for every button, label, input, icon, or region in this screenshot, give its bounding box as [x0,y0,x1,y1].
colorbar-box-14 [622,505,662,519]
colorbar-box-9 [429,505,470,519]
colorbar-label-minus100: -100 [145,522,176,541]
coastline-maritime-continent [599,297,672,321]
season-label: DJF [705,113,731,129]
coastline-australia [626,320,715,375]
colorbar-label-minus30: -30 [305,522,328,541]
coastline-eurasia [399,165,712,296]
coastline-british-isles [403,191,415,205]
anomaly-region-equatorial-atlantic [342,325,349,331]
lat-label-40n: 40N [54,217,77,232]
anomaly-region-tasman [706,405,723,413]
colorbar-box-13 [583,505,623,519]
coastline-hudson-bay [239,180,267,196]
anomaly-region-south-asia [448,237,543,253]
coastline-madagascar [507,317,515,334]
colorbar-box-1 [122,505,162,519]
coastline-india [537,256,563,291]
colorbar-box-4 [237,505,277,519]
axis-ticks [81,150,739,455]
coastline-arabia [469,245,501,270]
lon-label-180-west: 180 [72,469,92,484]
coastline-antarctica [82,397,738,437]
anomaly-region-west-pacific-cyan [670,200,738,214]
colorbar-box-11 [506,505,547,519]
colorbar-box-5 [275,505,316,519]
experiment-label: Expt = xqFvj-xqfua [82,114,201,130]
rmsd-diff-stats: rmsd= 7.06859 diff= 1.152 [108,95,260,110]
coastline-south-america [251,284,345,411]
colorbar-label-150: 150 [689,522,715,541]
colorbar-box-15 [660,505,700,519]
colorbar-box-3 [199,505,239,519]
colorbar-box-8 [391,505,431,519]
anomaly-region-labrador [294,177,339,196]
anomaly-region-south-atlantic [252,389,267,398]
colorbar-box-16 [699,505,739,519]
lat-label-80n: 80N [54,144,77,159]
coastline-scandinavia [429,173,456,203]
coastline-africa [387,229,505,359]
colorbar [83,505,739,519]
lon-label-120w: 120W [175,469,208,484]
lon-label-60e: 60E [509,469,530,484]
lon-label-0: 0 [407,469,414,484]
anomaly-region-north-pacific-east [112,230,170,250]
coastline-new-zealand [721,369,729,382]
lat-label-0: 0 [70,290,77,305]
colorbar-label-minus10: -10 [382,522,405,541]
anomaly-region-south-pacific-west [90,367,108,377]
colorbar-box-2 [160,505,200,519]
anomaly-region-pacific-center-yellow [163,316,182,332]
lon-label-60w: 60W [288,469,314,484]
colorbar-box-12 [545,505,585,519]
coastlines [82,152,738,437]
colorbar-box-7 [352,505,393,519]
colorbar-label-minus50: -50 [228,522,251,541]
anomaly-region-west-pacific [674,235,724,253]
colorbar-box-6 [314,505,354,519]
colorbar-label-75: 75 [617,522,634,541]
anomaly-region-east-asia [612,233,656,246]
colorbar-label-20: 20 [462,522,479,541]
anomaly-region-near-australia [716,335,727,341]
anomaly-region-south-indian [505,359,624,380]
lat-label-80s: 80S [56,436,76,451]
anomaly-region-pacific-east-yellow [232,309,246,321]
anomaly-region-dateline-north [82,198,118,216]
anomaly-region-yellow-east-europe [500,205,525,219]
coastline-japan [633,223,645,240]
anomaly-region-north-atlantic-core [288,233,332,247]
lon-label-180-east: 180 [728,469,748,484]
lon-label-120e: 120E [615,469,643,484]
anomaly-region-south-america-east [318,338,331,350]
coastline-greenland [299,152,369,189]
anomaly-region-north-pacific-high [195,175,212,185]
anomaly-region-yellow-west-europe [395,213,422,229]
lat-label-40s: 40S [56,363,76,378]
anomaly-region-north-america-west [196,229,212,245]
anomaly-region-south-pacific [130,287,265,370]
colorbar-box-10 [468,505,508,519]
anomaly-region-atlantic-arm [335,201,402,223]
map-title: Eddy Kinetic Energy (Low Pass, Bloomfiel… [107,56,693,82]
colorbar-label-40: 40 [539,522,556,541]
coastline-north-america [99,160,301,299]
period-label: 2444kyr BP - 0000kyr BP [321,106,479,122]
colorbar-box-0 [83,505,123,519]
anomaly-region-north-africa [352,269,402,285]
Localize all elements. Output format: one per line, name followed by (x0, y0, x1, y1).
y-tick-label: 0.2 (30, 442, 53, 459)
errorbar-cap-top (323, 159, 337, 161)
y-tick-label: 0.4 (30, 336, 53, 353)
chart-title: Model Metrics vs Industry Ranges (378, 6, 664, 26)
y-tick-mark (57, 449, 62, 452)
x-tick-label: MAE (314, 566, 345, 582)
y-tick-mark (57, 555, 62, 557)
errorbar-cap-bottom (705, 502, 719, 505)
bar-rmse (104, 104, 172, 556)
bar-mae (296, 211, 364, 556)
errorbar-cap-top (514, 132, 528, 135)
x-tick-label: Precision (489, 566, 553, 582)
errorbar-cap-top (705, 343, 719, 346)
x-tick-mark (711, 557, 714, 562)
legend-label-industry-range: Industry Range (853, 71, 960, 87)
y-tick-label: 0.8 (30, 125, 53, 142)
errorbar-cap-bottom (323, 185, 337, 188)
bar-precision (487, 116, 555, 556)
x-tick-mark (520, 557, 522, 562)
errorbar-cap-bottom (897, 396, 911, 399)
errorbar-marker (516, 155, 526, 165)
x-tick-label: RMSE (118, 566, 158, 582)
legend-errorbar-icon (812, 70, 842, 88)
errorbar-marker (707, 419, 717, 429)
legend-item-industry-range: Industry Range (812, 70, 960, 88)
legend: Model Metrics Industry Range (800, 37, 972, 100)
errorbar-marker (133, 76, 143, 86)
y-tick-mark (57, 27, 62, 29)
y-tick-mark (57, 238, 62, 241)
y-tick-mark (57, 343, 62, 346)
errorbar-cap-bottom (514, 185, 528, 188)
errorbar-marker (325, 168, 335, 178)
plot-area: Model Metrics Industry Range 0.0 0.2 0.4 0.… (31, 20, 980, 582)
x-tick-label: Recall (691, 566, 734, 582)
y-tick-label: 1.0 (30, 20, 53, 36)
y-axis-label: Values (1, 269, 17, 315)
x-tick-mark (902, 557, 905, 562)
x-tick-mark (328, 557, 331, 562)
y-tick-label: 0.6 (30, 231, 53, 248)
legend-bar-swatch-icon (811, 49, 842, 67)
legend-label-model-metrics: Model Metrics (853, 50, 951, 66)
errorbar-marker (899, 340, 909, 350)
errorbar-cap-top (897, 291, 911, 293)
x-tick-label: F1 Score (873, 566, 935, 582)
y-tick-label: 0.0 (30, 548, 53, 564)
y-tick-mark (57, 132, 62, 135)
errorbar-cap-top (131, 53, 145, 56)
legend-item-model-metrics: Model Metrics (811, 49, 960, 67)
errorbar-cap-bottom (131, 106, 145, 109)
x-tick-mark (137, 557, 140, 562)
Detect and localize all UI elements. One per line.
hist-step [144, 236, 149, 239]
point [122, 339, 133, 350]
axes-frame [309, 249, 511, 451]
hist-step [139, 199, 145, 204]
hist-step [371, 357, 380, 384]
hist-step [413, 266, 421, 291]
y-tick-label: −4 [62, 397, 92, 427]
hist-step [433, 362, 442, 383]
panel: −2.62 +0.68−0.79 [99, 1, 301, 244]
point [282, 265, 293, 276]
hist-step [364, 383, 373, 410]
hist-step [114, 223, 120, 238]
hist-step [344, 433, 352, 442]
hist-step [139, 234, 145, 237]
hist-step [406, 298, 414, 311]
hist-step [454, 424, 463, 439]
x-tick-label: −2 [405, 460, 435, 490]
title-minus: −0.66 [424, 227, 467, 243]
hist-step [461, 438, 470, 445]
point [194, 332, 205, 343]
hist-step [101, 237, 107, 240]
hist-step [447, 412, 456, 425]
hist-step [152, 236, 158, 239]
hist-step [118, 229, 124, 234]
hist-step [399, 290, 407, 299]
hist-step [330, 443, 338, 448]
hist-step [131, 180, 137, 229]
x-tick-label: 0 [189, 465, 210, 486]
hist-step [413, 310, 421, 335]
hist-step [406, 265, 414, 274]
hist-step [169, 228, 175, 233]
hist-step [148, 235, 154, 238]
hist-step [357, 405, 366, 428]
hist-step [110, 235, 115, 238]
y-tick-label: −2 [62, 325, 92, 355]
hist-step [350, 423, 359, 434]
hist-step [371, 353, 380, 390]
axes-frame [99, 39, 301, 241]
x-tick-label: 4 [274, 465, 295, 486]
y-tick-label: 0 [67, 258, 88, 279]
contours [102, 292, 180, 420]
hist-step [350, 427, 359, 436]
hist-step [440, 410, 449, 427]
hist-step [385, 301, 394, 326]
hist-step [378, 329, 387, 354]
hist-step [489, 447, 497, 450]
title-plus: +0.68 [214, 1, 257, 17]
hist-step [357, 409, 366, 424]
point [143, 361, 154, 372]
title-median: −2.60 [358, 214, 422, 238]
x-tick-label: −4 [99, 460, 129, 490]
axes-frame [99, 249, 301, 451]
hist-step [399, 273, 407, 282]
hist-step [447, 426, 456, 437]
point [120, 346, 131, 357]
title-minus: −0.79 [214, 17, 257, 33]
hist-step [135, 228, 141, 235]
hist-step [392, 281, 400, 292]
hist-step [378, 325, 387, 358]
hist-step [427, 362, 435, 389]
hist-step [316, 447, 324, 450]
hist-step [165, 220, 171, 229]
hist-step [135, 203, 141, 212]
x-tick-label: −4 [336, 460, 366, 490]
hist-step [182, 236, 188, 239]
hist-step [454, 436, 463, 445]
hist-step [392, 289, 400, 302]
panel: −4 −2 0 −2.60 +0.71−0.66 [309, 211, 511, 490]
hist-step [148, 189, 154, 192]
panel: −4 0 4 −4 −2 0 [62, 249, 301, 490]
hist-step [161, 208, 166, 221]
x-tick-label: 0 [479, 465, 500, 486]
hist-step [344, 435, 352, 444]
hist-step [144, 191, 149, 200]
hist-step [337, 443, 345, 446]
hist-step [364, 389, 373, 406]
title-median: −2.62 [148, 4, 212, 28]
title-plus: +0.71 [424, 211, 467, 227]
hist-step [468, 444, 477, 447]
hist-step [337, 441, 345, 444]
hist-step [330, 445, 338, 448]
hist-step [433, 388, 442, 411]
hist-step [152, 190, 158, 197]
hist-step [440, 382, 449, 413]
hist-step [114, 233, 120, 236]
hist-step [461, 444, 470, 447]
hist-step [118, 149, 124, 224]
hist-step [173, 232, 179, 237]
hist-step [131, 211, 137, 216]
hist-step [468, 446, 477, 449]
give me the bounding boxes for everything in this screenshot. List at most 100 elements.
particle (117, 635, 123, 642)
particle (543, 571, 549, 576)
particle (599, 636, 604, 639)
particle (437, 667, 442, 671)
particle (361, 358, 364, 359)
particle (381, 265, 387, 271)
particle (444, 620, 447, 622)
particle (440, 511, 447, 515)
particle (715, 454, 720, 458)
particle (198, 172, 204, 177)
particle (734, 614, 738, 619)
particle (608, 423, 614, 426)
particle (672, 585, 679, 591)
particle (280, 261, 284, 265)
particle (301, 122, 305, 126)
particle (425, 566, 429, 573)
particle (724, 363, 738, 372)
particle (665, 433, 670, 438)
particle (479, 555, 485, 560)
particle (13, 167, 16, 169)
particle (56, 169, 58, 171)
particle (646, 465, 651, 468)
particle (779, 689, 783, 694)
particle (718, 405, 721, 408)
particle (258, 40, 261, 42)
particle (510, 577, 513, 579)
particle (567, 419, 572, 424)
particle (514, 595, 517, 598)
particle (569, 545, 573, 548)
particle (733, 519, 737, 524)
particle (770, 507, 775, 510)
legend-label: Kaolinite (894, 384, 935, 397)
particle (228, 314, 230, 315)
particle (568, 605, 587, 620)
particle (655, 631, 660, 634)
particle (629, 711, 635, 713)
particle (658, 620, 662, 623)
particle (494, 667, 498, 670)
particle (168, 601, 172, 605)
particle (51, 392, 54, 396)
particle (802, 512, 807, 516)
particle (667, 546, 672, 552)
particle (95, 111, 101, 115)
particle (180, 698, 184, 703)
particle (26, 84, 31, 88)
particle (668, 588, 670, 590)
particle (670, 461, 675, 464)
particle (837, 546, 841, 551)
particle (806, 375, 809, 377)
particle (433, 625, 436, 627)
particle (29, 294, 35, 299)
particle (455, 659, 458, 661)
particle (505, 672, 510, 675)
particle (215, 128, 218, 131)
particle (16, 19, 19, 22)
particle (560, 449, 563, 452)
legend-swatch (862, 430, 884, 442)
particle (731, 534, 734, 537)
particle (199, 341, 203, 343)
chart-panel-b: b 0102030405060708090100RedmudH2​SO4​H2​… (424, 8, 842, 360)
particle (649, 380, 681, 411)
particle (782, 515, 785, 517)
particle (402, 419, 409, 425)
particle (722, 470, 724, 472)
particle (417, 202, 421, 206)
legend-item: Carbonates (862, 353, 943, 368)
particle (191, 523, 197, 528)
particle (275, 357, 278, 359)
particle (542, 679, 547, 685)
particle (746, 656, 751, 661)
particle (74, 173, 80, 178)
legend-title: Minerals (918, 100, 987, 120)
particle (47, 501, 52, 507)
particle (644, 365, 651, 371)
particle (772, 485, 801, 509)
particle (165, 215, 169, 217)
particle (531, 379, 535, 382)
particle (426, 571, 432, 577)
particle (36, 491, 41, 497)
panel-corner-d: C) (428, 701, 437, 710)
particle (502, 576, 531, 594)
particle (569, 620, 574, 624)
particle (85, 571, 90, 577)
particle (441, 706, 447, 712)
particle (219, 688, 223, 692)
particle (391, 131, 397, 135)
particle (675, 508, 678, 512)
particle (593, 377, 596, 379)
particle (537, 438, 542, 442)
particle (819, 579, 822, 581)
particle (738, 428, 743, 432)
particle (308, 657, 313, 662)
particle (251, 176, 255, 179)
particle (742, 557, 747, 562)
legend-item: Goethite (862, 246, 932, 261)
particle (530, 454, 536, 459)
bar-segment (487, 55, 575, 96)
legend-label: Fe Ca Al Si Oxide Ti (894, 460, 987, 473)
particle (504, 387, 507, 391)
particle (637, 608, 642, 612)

—————

**Work to complete**
Convert the items above, from the first line through the line with "coastline-maritime-continent [599,297,672,321]", into a JSON list of strings with one string per line, leaving out blank lines.

**Completed exercise**
[
  "for every button, label, input, icon, or region in this screenshot, give its bounding box as [x0,y0,x1,y1].",
  "colorbar-box-14 [622,505,662,519]",
  "colorbar-box-9 [429,505,470,519]",
  "colorbar-label-minus100: -100 [145,522,176,541]",
  "coastline-maritime-continent [599,297,672,321]"
]